Excerto selecionado:
......
DIA
texto de Francisco Vaz Fernandes
A celebrar os seus 5 anos de existência, o MAAT abre a sua temporada com uma exposição de Carsten Höller, (1961), artista de origem alemã, que tem conhecido uma fulgurante projeção internacional. Quem não conhece a instalação com os cogumelos invertidos instalada na Fundação Prada. Intitulada Upside Down Mushroom Room, 2000 esta peça de arte é talvez a mais contemporânea e a que provavelmente mais selfies despoletou, para além do reconhecimento público imediato e do sorriso espontâneo. Diria até, que no mundo das redes socias, a presença de um indivíduo no cenário tal como esta instalação nos oferece, passou a ser um ato de passagem e a certificação de pertença a uma certa elite. Mas nem todas as obras de Carsten Höller gozam do mesmo sucesso popular e no MAAT a preferência foram para as sua peças que produzem luz ou escuridão.
Intitulada “Dia”, esta é uma exposição comissariada por Vicente Todolí, antigo diretor da Fundação Serralves e da londrina Tate Gallery que reúne peças desenvolvidas ao longo de três décadas pelo artista germânico. Contudo, a peça mais recente desenvolvida para o espaço do MAAT é naturalmente, uma das que ganha especial atenção. O Lisbon dots, instalada no hall central do Centro de Arte é constituída por projetores de luz que se movem a partir de sensores. Ao captar o movimento do indivíduo, o Lisbon Dots insta a uma interação com o público, propondo um conjunto de regras em que o expectador procura progredir saltando para manchas de luz, que podem ser azuis, vermelhas, verdes e brancas. Para além do seu grande efeito cénico, é a obra que melhor ocupou até hoje esse hall. Além disso é a obra que acaba por ser a mais sintomática da grande parte do trabalho de Carsten Höller. Esta obra remete-nos para um conjunto de questões que estão quase sempre presentes de forma invariável no perímetro de ação da sua obra. O que é arte? Como pode ser rececionada? Qual o seu espaço na sociedade. Ou seja, que espaço ocupa o artista na sociedade e qual o seu papel social.
......
Material fornecido:

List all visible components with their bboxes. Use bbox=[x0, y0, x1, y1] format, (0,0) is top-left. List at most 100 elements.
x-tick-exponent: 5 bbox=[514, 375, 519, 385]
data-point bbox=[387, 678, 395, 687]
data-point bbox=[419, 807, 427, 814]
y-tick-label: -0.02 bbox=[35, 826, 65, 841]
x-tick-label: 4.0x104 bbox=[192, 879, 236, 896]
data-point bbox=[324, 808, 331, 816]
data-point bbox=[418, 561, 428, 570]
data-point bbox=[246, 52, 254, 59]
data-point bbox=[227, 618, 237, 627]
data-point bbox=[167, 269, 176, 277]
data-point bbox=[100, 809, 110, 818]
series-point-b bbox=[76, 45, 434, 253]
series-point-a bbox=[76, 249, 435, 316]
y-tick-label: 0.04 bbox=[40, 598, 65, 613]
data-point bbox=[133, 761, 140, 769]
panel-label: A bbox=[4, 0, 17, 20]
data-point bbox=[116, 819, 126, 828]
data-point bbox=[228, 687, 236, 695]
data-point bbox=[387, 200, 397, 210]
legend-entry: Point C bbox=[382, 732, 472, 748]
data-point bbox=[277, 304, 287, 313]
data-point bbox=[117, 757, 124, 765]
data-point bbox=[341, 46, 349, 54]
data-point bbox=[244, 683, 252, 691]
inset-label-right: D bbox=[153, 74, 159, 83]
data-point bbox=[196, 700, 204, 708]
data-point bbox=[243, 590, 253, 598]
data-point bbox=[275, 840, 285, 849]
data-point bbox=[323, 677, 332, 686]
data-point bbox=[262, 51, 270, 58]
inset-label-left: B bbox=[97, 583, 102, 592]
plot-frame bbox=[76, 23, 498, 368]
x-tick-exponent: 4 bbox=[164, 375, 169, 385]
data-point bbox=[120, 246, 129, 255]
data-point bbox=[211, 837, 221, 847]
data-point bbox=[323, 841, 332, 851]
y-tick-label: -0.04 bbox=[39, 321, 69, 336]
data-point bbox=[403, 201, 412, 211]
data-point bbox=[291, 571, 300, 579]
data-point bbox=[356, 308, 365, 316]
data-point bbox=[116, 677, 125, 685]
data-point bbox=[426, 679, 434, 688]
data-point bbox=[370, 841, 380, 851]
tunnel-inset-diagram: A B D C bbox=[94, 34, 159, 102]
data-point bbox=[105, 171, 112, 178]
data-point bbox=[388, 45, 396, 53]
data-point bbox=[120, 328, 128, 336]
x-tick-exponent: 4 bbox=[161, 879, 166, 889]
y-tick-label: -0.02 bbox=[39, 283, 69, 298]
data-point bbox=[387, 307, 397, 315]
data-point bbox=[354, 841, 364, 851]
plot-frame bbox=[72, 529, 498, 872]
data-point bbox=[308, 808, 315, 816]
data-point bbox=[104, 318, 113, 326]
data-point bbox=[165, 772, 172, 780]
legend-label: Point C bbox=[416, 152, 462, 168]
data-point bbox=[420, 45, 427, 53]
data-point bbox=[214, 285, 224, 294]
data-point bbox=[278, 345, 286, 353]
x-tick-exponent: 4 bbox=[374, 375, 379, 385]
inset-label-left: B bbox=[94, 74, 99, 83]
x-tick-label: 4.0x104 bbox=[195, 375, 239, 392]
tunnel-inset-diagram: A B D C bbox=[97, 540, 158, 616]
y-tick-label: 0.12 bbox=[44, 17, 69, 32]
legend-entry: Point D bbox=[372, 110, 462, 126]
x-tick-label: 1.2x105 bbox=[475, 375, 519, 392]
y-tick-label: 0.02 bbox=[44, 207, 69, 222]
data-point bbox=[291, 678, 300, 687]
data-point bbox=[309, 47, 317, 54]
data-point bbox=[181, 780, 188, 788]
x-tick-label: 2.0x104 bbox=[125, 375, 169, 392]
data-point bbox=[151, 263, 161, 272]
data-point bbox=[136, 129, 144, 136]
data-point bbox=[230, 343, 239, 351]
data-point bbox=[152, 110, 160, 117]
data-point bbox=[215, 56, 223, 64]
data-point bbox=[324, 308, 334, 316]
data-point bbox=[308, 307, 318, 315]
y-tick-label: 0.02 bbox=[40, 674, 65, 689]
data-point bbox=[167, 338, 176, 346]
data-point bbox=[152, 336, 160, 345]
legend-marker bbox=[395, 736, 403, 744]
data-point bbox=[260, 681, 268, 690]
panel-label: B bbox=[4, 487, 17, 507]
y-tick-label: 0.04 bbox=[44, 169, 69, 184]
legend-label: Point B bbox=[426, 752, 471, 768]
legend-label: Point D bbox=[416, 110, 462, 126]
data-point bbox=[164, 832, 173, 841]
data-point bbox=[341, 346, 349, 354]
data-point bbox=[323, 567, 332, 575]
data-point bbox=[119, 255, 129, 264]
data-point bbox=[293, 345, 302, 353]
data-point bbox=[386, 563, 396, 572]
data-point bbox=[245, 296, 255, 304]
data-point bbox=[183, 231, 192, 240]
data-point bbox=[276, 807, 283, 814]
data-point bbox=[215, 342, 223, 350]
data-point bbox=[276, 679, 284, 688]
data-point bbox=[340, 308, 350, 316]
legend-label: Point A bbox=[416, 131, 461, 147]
......
Objetivo do exercício: Segundo o excerto selecionado, quem comissariou a exposição "Dia" no MAAT?

Resposta completa: Vicente Todolí, antigo diretor da Fundação Serralves e da Tate Gallery de Londres.